» Written instruction: Copy each of the items below word for word, and leave the pictures out.

________________

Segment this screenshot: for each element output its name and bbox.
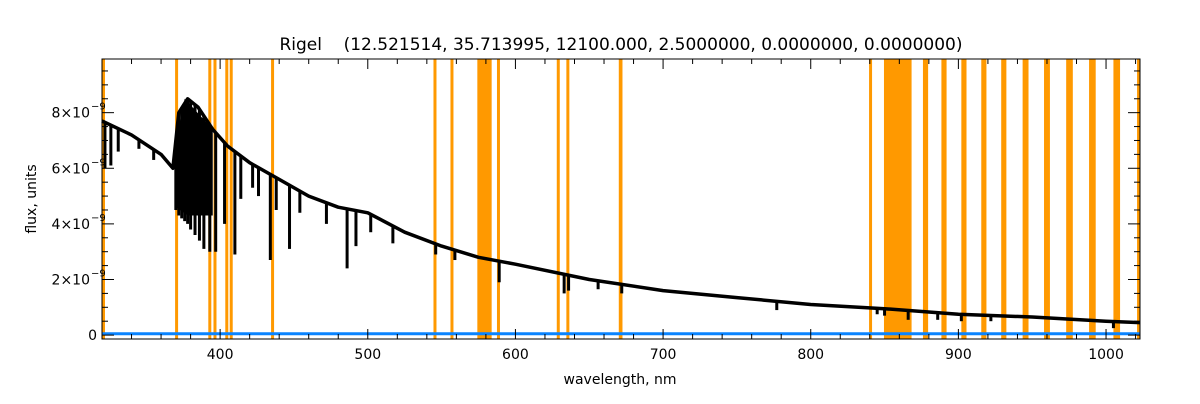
masked-region-band <box>229 59 233 339</box>
y-tick-labels: 02×10 −94×10 −96×10 −98×10 −9 <box>52 102 106 344</box>
y-tick-exponent: −9 <box>91 102 106 113</box>
y-tick-label: 4×10 <box>52 217 90 233</box>
masked-region-band <box>869 59 873 339</box>
masked-region-band <box>981 59 987 339</box>
masked-region-band <box>618 59 623 339</box>
y-tick-label: 8×10 <box>52 106 90 122</box>
plot-frame <box>101 58 1141 340</box>
x-tick-label: 400 <box>207 347 234 363</box>
masked-region-band <box>556 59 560 339</box>
x-tick-label: 900 <box>945 347 972 363</box>
axis-ticks <box>101 59 1140 339</box>
x-tick-label: 600 <box>502 347 529 363</box>
masked-region-band <box>1022 59 1029 339</box>
masked-region-band <box>1001 59 1007 339</box>
y-tick-exponent: −9 <box>91 213 106 224</box>
masked-region-band <box>1044 59 1050 339</box>
y-tick-label: 6×10 <box>52 161 90 177</box>
x-axis-label: wavelength, nm <box>564 372 677 388</box>
y-tick-exponent: −9 <box>91 268 106 279</box>
x-tick-labels: 400 500 600 700 800 900 1000 <box>207 347 1124 363</box>
x-tick-label: 800 <box>797 347 824 363</box>
masked-region-band <box>271 59 275 339</box>
x-tick-label: 1000 <box>1088 347 1124 363</box>
x-tick-label: 500 <box>354 347 381 363</box>
masked-region-band <box>433 59 437 339</box>
masked-region-band <box>883 59 912 339</box>
masked-region-band <box>496 59 500 339</box>
masked-region-band <box>922 59 929 339</box>
masked-region-band <box>1066 59 1073 339</box>
flux-series-line <box>101 97 1141 325</box>
masked-region-band <box>225 59 229 339</box>
masked-region-band <box>1113 59 1121 339</box>
masked-regions <box>102 59 1141 339</box>
y-tick-exponent: −9 <box>91 157 106 168</box>
masked-region-band <box>450 59 454 339</box>
masked-region-band <box>961 59 967 339</box>
masked-region-band <box>566 59 570 339</box>
y-tick-label: 0 <box>88 328 97 344</box>
balmer-jump-region <box>175 98 213 216</box>
chart-title: Rigel (12.521514, 35.713995, 12100.000, … <box>279 35 962 55</box>
masked-region-band <box>941 59 947 339</box>
y-tick-label: 2×10 <box>52 272 90 288</box>
masked-region-band <box>1089 59 1096 339</box>
x-tick-label: 700 <box>650 347 677 363</box>
masked-region-band <box>1137 59 1141 339</box>
y-axis-label: flux, units <box>24 164 40 233</box>
masked-region-band <box>102 59 105 339</box>
masked-region-band <box>477 59 492 339</box>
absorption-lines <box>103 98 1115 329</box>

________________

» Exercise answer:
Segment this screenshot: for each element output its name and bbox.
masked-region-band <box>229 59 233 339</box>
y-tick-labels: 02×10 −94×10 −96×10 −98×10 −9 <box>52 102 106 344</box>
y-tick-exponent: −9 <box>91 102 106 113</box>
y-tick-label: 4×10 <box>52 217 90 233</box>
masked-region-band <box>869 59 873 339</box>
masked-region-band <box>981 59 987 339</box>
masked-region-band <box>618 59 623 339</box>
y-tick-label: 8×10 <box>52 106 90 122</box>
plot-frame <box>101 58 1141 340</box>
x-tick-label: 400 <box>207 347 234 363</box>
masked-region-band <box>556 59 560 339</box>
x-tick-label: 900 <box>945 347 972 363</box>
axis-ticks <box>101 59 1140 339</box>
x-tick-label: 600 <box>502 347 529 363</box>
masked-region-band <box>1022 59 1029 339</box>
masked-region-band <box>1001 59 1007 339</box>
y-tick-exponent: −9 <box>91 213 106 224</box>
masked-region-band <box>1044 59 1050 339</box>
y-tick-label: 6×10 <box>52 161 90 177</box>
x-axis-label: wavelength, nm <box>564 372 677 388</box>
y-tick-exponent: −9 <box>91 268 106 279</box>
x-tick-labels: 400 500 600 700 800 900 1000 <box>207 347 1124 363</box>
x-tick-label: 800 <box>797 347 824 363</box>
masked-region-band <box>271 59 275 339</box>
x-tick-label: 1000 <box>1088 347 1124 363</box>
x-tick-label: 500 <box>354 347 381 363</box>
masked-region-band <box>433 59 437 339</box>
masked-region-band <box>883 59 912 339</box>
masked-region-band <box>496 59 500 339</box>
masked-region-band <box>922 59 929 339</box>
masked-region-band <box>1066 59 1073 339</box>
flux-series-line <box>101 97 1141 325</box>
masked-region-band <box>225 59 229 339</box>
masked-region-band <box>1113 59 1121 339</box>
masked-regions <box>102 59 1141 339</box>
y-tick-exponent: −9 <box>91 157 106 168</box>
masked-region-band <box>450 59 454 339</box>
masked-region-band <box>961 59 967 339</box>
masked-region-band <box>566 59 570 339</box>
y-tick-label: 0 <box>88 328 97 344</box>
balmer-jump-region <box>175 98 213 216</box>
chart-title: Rigel (12.521514, 35.713995, 12100.000, … <box>279 35 962 55</box>
masked-region-band <box>941 59 947 339</box>
y-tick-label: 2×10 <box>52 272 90 288</box>
masked-region-band <box>1089 59 1096 339</box>
x-tick-label: 700 <box>650 347 677 363</box>
masked-region-band <box>1137 59 1141 339</box>
y-axis-label: flux, units <box>24 164 40 233</box>
masked-region-band <box>102 59 105 339</box>
masked-region-band <box>477 59 492 339</box>
absorption-lines <box>103 98 1115 329</box>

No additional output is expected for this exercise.